──────── PROVIDED ENTRIES

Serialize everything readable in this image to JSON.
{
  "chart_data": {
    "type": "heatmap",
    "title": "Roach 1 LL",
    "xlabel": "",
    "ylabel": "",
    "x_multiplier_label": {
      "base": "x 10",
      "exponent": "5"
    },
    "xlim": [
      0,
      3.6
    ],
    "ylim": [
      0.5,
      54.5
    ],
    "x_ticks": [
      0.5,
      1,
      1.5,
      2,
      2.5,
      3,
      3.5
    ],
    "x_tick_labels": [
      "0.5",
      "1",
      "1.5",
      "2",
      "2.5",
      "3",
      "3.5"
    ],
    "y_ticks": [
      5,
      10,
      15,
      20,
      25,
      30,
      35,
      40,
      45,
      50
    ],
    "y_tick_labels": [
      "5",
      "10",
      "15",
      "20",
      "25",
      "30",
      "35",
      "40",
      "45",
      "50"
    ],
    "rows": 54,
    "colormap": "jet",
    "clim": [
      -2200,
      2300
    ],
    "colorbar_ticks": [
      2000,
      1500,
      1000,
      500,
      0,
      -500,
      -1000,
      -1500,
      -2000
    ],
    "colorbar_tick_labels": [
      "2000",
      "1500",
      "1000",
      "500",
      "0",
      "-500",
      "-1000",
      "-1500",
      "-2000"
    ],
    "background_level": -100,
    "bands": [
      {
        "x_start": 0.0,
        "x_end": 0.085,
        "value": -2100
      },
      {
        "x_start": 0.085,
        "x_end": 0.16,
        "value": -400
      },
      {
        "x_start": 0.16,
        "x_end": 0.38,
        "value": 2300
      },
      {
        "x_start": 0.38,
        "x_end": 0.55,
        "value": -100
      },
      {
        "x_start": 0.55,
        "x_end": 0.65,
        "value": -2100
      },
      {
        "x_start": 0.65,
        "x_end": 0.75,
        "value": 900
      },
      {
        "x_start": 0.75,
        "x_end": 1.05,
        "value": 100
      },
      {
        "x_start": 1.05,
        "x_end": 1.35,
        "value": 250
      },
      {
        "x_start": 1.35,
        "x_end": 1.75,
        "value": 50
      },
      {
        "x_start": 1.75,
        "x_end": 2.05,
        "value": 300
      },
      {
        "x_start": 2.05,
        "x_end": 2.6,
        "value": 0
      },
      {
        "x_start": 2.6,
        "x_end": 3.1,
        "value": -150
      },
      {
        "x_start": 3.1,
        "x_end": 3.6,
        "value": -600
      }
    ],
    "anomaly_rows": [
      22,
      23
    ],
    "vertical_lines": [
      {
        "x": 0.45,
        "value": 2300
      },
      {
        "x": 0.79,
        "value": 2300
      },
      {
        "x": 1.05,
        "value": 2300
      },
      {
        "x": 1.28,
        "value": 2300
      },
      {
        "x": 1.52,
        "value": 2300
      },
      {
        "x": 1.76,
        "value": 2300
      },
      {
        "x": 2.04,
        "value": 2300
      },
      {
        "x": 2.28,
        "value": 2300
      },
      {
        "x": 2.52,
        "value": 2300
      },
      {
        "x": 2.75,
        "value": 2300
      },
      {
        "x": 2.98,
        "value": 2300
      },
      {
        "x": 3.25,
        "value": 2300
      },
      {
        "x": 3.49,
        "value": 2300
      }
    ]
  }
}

────────────────

** STATED EXERCISE **
From the listing above, extract all records word for word.

** RESPONSE TO THIS TASK **
Serialize everything readable in this image to JSON.
{
  "chart_data": {
    "type": "heatmap",
    "title": "Roach 1 LL",
    "xlabel": "",
    "ylabel": "",
    "x_multiplier_label": {
      "base": "x 10",
      "exponent": "5"
    },
    "xlim": [
      0,
      3.6
    ],
    "ylim": [
      0.5,
      54.5
    ],
    "x_ticks": [
      0.5,
      1,
      1.5,
      2,
      2.5,
      3,
      3.5
    ],
    "x_tick_labels": [
      "0.5",
      "1",
      "1.5",
      "2",
      "2.5",
      "3",
      "3.5"
    ],
    "y_ticks": [
      5,
      10,
      15,
      20,
      25,
      30,
      35,
      40,
      45,
      50
    ],
    "y_tick_labels": [
      "5",
      "10",
      "15",
      "20",
      "25",
      "30",
      "35",
      "40",
      "45",
      "50"
    ],
    "rows": 54,
    "colormap": "jet",
    "clim": [
      -2200,
      2300
    ],
    "colorbar_ticks": [
      2000,
      1500,
      1000,
      500,
      0,
      -500,
      -1000,
      -1500,
      -2000
    ],
    "colorbar_tick_labels": [
      "2000",
      "1500",
      "1000",
      "500",
      "0",
      "-500",
      "-1000",
      "-1500",
      "-2000"
    ],
    "background_level": -100,
    "bands": [
      {
        "x_start": 0.0,
        "x_end": 0.085,
        "value": -2100
      },
      {
        "x_start": 0.085,
        "x_end": 0.16,
        "value": -400
      },
      {
        "x_start": 0.16,
        "x_end": 0.38,
        "value": 2300
      },
      {
        "x_start": 0.38,
        "x_end": 0.55,
        "value": -100
      },
      {
        "x_start": 0.55,
        "x_end": 0.65,
        "value": -2100
      },
      {
        "x_start": 0.65,
        "x_end": 0.75,
        "value": 900
      },
      {
        "x_start": 0.75,
        "x_end": 1.05,
        "value": 100
      },
      {
        "x_start": 1.05,
        "x_end": 1.35,
        "value": 250
      },
      {
        "x_start": 1.35,
        "x_end": 1.75,
        "value": 50
      },
      {
        "x_start": 1.75,
        "x_end": 2.05,
        "value": 300
      },
      {
        "x_start": 2.05,
        "x_end": 2.6,
        "value": 0
      },
      {
        "x_start": 2.6,
        "x_end": 3.1,
        "value": -150
      },
      {
        "x_start": 3.1,
        "x_end": 3.6,
        "value": -600
      }
    ],
    "anomaly_rows": [
      22,
      23
    ],
    "vertical_lines": [
      {
        "x": 0.45,
        "value": 2300
      },
      {
        "x": 0.79,
        "value": 2300
      },
      {
        "x": 1.05,
        "value": 2300
      },
      {
        "x": 1.28,
        "value": 2300
      },
      {
        "x": 1.52,
        "value": 2300
      },
      {
        "x": 1.76,
        "value": 2300
      },
      {
        "x": 2.04,
        "value": 2300
      },
      {
        "x": 2.28,
        "value": 2300
      },
      {
        "x": 2.52,
        "value": 2300
      },
      {
        "x": 2.75,
        "value": 2300
      },
      {
        "x": 2.98,
        "value": 2300
      },
      {
        "x": 3.25,
        "value": 2300
      },
      {
        "x": 3.49,
        "value": 2300
      }
    ]
  }
}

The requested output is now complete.